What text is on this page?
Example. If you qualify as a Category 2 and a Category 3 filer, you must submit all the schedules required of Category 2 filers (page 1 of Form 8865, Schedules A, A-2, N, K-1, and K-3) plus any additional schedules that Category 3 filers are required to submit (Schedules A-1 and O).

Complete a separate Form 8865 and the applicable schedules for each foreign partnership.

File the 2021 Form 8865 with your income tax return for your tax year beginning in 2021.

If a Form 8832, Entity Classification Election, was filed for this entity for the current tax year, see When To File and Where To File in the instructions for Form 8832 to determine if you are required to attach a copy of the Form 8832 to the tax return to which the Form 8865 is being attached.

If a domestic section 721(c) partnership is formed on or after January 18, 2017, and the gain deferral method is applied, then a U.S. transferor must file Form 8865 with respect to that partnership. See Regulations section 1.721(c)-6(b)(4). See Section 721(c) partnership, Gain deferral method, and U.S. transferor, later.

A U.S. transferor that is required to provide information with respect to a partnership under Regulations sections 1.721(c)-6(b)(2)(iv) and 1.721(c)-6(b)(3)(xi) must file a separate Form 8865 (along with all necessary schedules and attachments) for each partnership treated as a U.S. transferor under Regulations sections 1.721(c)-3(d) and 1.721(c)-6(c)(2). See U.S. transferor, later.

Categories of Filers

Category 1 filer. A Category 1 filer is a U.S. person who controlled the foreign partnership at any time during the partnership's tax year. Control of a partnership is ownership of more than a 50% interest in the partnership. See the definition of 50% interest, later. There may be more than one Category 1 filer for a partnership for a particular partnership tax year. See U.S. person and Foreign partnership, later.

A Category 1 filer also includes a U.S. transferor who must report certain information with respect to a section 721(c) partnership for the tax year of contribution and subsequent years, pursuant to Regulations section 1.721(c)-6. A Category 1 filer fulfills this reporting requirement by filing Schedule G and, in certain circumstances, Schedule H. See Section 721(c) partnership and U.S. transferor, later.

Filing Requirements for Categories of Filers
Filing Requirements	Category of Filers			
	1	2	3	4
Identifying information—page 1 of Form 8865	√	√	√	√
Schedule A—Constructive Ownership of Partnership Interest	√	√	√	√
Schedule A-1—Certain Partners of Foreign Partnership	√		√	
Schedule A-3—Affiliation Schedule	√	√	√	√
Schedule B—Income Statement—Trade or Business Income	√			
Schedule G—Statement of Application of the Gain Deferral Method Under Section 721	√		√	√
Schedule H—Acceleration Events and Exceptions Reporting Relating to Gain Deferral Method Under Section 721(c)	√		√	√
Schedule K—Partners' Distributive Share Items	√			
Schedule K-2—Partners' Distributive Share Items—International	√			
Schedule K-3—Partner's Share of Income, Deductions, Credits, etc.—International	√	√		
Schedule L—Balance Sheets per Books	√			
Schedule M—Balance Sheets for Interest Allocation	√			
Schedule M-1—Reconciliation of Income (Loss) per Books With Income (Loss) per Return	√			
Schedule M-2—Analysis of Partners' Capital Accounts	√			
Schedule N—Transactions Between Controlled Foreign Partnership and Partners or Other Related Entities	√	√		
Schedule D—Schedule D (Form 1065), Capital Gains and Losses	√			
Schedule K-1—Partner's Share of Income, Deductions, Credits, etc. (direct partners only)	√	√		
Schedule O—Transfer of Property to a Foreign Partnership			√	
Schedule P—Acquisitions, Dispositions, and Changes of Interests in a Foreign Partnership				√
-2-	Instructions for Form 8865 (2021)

--

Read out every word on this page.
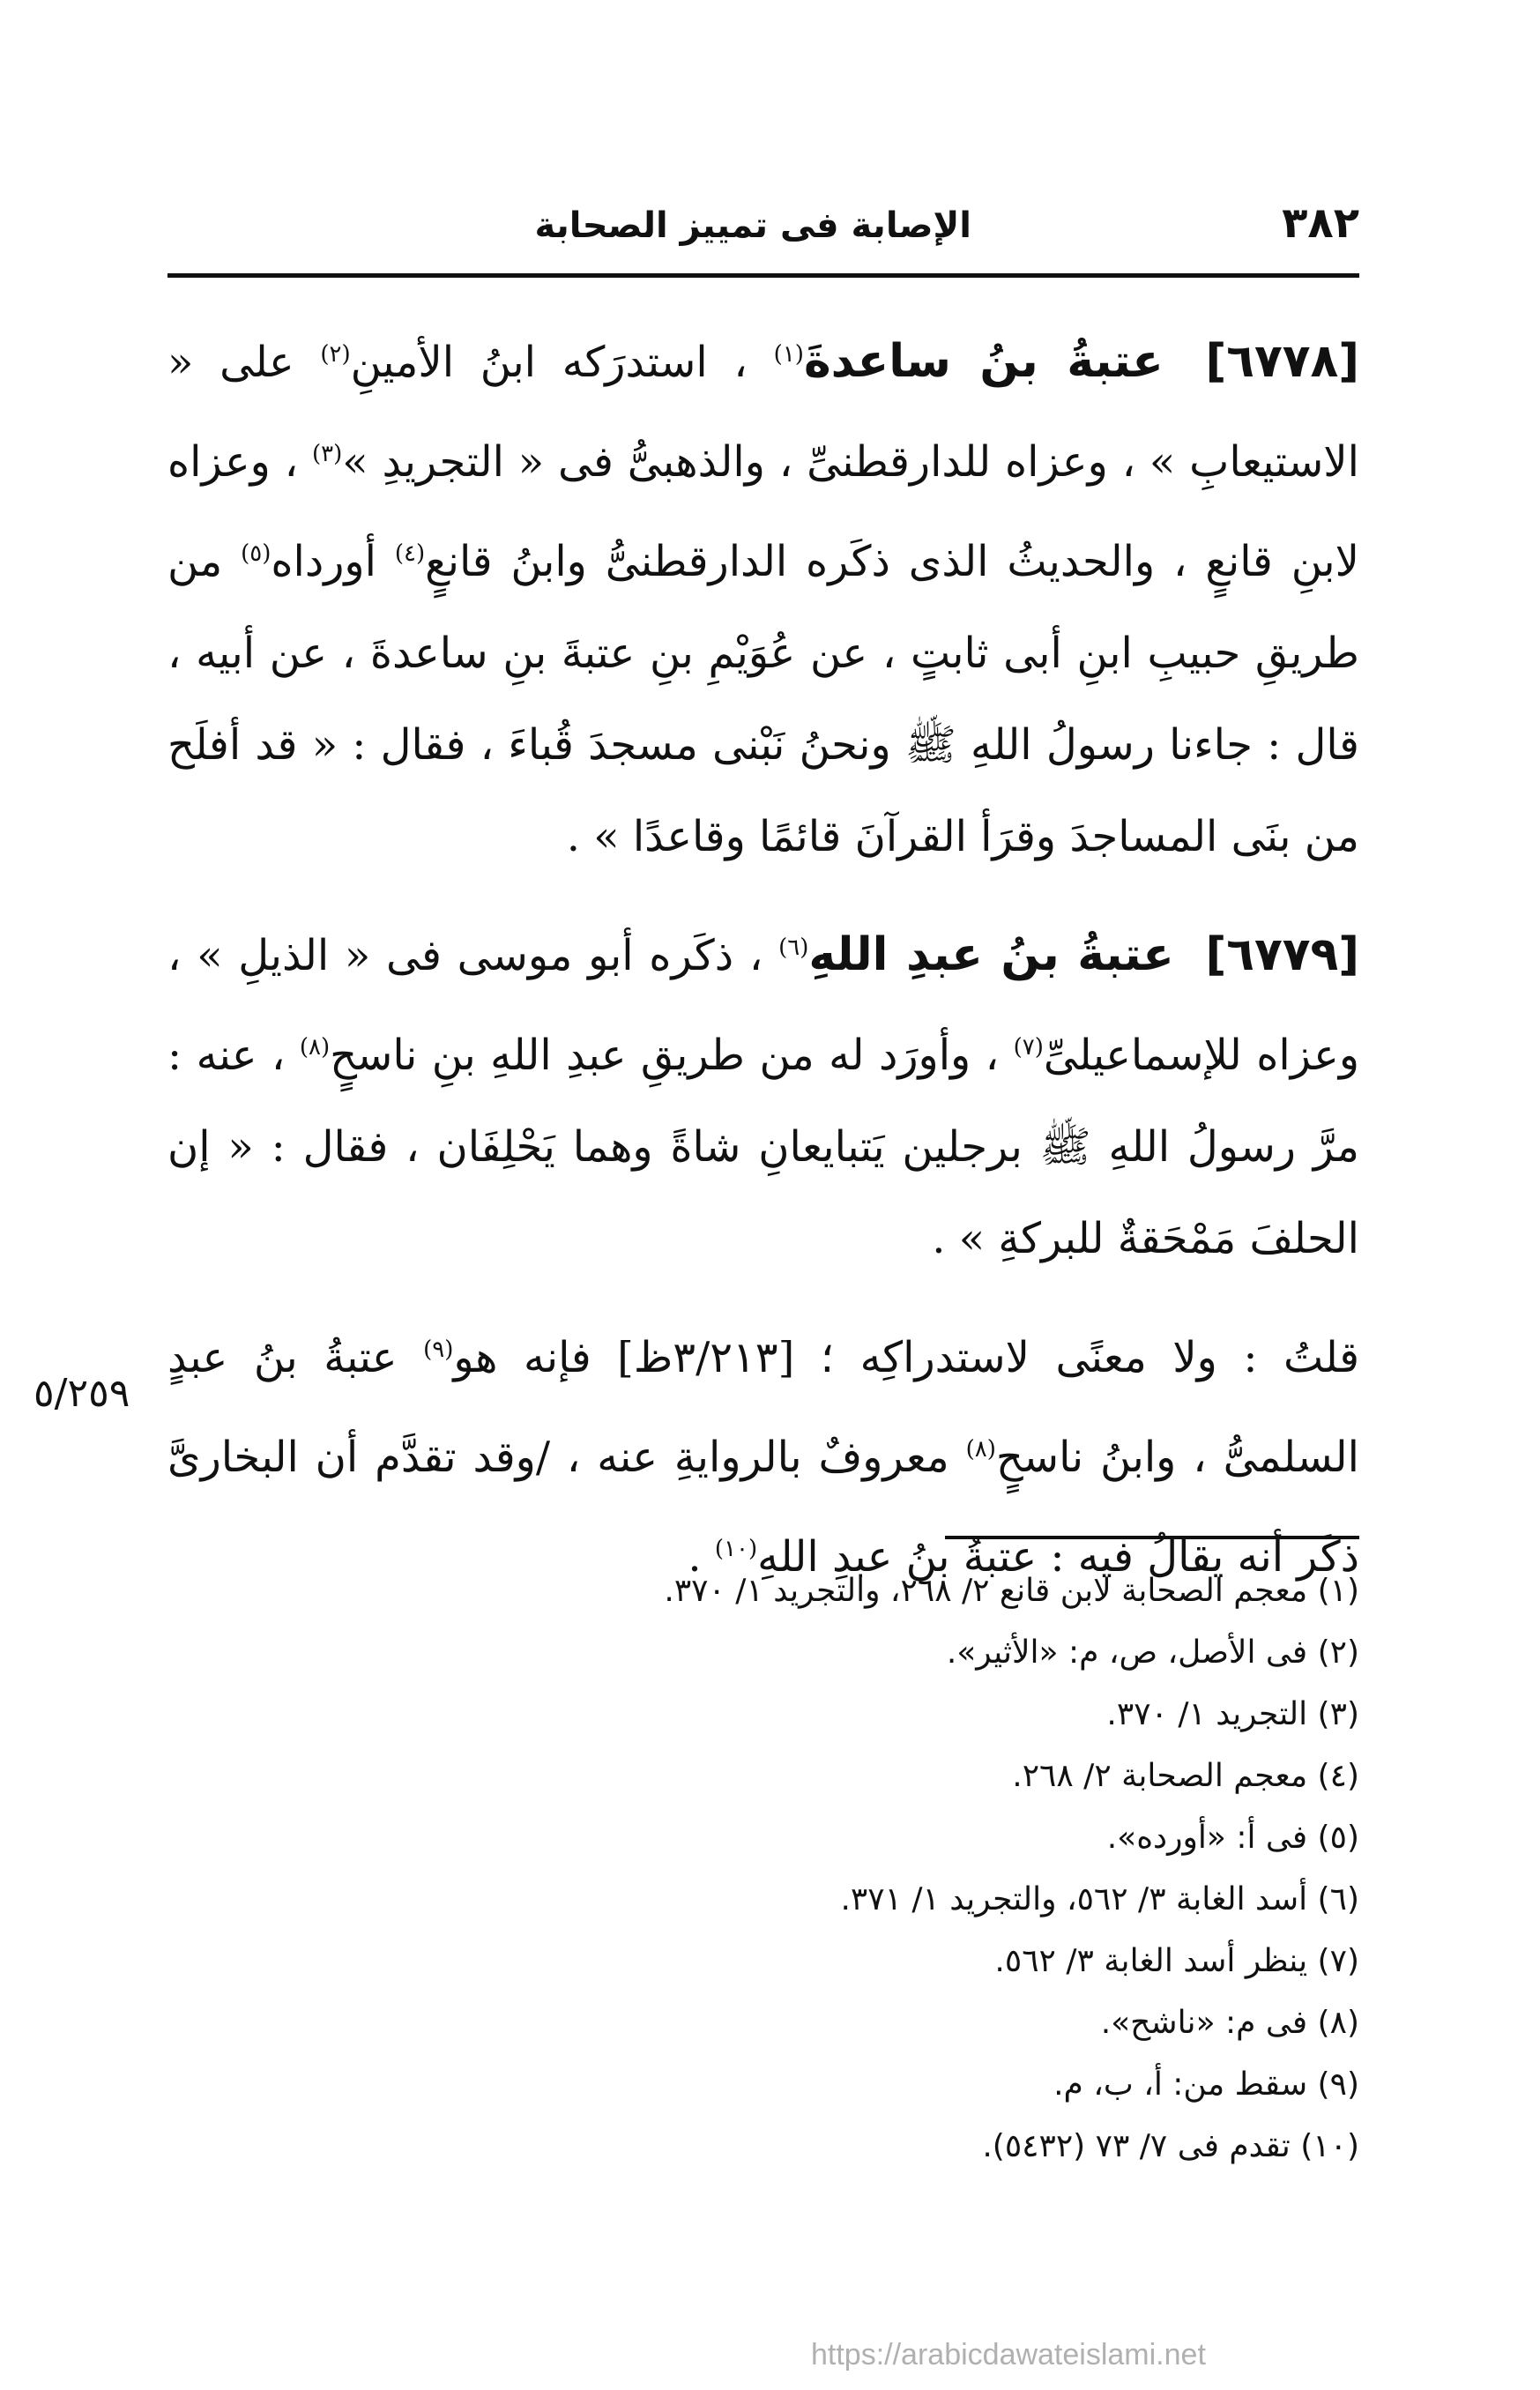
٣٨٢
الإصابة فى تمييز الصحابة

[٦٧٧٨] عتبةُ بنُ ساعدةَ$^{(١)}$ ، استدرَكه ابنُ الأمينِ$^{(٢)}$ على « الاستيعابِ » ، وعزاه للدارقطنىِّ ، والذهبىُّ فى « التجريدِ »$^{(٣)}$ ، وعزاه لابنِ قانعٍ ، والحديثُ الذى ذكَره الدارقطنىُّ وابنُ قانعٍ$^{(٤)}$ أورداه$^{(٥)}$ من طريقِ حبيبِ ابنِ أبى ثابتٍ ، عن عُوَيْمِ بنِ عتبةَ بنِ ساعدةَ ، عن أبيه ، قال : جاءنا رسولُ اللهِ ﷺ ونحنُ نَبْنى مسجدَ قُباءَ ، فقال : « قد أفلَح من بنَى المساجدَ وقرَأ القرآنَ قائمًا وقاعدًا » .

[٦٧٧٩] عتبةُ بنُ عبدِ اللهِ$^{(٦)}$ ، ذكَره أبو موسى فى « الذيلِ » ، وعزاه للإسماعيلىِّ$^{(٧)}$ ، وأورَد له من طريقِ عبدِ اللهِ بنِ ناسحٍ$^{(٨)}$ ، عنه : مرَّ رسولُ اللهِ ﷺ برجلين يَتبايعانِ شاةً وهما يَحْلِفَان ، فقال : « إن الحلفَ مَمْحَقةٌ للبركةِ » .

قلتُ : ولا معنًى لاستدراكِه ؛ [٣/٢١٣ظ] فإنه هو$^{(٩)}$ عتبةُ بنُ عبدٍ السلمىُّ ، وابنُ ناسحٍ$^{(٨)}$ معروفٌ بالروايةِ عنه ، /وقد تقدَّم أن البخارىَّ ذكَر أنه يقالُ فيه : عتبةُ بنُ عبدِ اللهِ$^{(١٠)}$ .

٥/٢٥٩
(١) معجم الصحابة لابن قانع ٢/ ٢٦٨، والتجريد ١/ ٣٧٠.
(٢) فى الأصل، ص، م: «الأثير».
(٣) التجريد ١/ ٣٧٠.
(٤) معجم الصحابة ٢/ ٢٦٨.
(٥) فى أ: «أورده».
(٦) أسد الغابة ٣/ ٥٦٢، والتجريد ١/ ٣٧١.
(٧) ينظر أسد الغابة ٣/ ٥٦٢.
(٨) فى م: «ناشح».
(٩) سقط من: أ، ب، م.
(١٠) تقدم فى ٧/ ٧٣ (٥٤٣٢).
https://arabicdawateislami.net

---

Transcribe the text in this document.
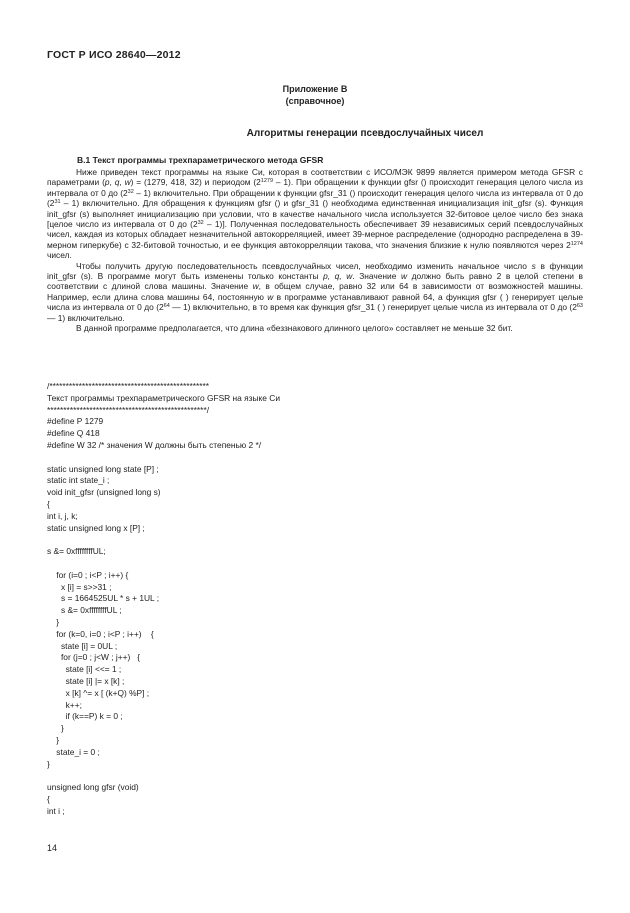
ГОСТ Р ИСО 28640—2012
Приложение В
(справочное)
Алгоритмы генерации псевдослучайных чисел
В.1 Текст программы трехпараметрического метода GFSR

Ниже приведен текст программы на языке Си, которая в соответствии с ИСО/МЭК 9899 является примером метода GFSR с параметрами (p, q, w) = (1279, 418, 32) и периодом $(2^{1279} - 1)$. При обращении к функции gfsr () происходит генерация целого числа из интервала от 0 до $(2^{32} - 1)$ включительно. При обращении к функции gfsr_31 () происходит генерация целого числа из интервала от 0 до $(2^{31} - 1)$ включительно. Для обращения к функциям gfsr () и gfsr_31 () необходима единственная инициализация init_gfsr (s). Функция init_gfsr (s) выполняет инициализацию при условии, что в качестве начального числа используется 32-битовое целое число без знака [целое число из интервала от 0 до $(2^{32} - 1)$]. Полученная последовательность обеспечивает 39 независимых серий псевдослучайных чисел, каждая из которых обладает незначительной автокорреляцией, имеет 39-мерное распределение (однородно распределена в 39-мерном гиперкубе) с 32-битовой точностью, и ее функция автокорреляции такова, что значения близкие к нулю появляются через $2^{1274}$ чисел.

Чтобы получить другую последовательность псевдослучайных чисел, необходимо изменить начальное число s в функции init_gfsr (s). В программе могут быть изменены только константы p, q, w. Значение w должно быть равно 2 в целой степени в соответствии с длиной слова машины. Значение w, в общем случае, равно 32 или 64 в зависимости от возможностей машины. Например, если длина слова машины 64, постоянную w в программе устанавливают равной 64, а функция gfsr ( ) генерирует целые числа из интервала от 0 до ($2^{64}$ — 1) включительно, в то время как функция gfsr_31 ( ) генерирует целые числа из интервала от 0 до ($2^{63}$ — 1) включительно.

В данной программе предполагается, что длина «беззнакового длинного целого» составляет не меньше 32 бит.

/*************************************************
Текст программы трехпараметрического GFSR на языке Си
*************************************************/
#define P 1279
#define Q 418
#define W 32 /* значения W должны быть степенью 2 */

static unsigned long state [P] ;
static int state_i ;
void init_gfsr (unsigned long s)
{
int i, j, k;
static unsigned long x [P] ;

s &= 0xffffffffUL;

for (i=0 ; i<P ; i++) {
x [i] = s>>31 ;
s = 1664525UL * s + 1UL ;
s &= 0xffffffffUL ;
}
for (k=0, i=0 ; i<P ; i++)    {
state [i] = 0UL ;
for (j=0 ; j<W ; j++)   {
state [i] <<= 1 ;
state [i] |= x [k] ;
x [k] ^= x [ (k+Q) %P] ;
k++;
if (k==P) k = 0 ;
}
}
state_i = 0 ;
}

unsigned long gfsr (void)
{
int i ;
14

### Problem details
For each line above that contains the word "Credits", copy that line.

### Written reply
Schedule K-3—Partner's Share of Income, Deductions, Credits, etc.—International	√	√		
Schedule K-1—Partner's Share of Income, Deductions, Credits, etc. (direct partners only)	√	√		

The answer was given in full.